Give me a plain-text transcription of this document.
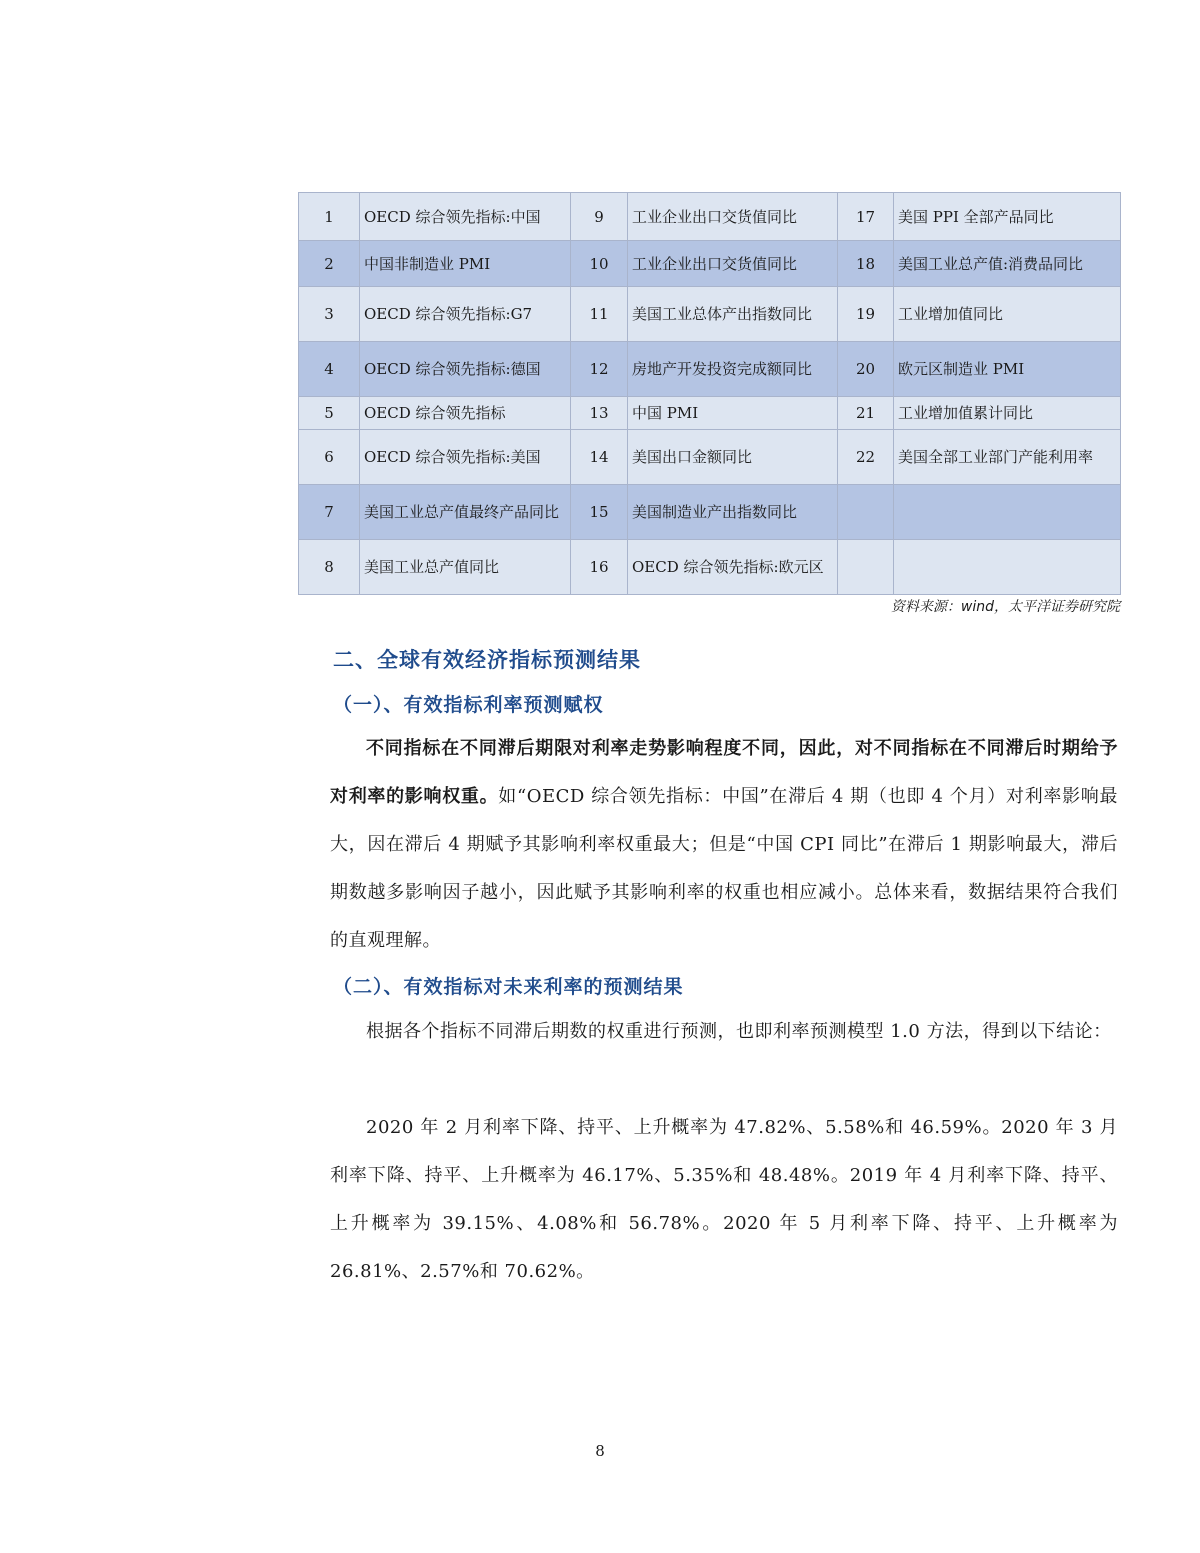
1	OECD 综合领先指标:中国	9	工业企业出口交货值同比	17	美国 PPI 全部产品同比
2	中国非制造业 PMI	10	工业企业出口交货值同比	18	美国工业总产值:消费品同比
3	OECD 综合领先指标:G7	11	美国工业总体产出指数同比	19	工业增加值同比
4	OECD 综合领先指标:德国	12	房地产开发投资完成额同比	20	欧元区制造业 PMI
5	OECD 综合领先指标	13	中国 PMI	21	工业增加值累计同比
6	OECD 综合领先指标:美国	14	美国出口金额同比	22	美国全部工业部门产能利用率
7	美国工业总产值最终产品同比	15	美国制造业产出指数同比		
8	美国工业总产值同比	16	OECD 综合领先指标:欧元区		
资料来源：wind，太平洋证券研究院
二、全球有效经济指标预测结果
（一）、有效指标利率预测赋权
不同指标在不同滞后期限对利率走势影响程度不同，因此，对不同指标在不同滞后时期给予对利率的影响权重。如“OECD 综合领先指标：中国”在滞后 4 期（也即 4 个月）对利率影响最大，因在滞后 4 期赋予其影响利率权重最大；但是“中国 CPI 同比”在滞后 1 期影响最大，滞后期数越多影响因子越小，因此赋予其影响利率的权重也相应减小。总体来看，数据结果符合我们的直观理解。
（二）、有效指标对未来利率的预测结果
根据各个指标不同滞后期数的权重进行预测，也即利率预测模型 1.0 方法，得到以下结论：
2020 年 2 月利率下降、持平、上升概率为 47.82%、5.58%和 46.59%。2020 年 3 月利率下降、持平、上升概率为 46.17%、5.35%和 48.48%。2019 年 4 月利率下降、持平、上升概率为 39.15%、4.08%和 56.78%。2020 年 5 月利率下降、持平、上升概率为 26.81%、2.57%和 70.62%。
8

* * *

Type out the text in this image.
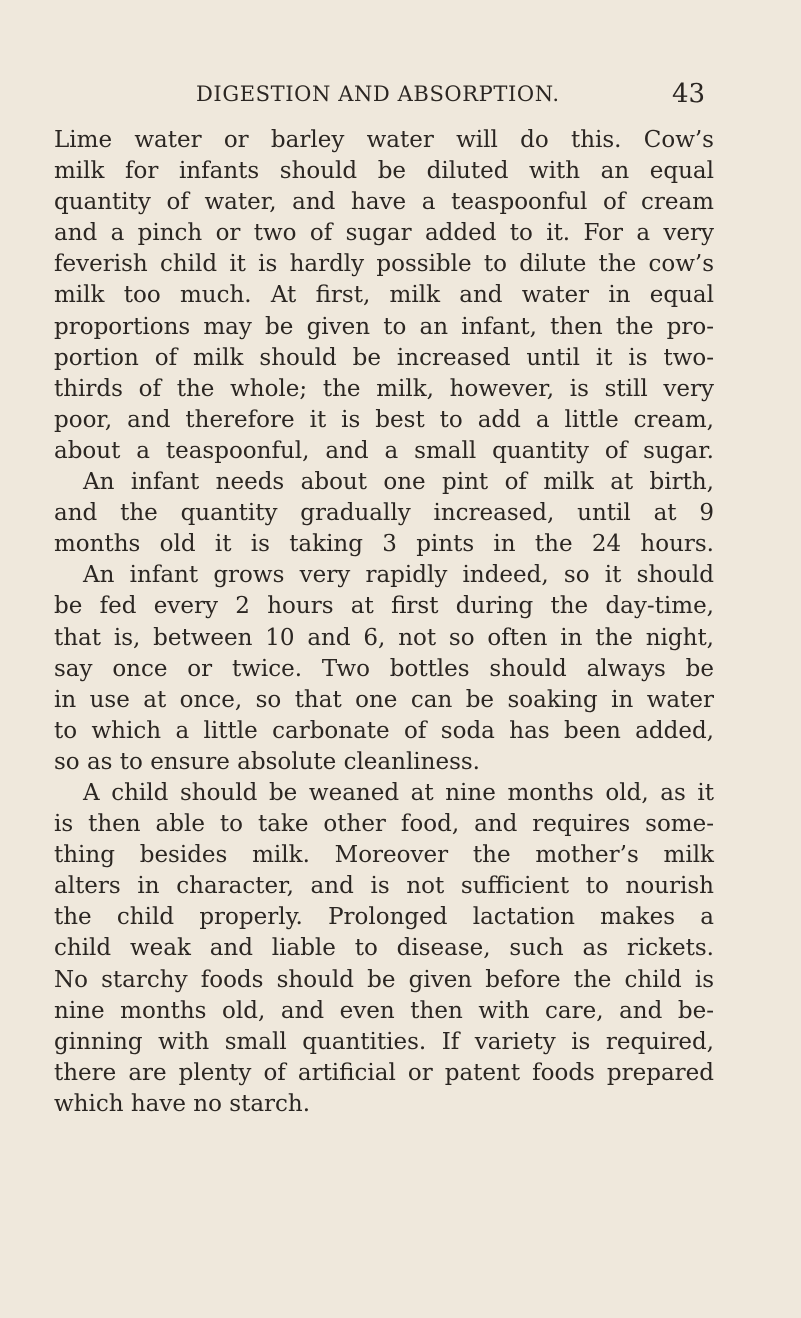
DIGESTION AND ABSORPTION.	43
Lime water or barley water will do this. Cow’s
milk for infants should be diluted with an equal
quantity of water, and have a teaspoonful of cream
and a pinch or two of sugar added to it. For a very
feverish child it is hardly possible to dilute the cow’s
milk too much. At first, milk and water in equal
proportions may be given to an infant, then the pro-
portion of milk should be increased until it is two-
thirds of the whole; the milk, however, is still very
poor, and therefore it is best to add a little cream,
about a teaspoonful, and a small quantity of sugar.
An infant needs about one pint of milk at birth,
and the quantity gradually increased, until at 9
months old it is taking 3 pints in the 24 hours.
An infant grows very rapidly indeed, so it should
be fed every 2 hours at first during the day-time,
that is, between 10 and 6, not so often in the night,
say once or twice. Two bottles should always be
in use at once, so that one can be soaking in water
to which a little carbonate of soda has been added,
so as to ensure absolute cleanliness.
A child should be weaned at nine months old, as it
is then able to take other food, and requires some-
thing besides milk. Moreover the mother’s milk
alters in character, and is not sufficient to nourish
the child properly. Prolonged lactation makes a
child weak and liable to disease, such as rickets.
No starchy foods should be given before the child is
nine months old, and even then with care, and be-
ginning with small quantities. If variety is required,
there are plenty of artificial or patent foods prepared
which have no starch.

What to work on >> Your task is to report how many lines of the material include the string "have". Give the number and no other words.

Solution to the exercise >> 2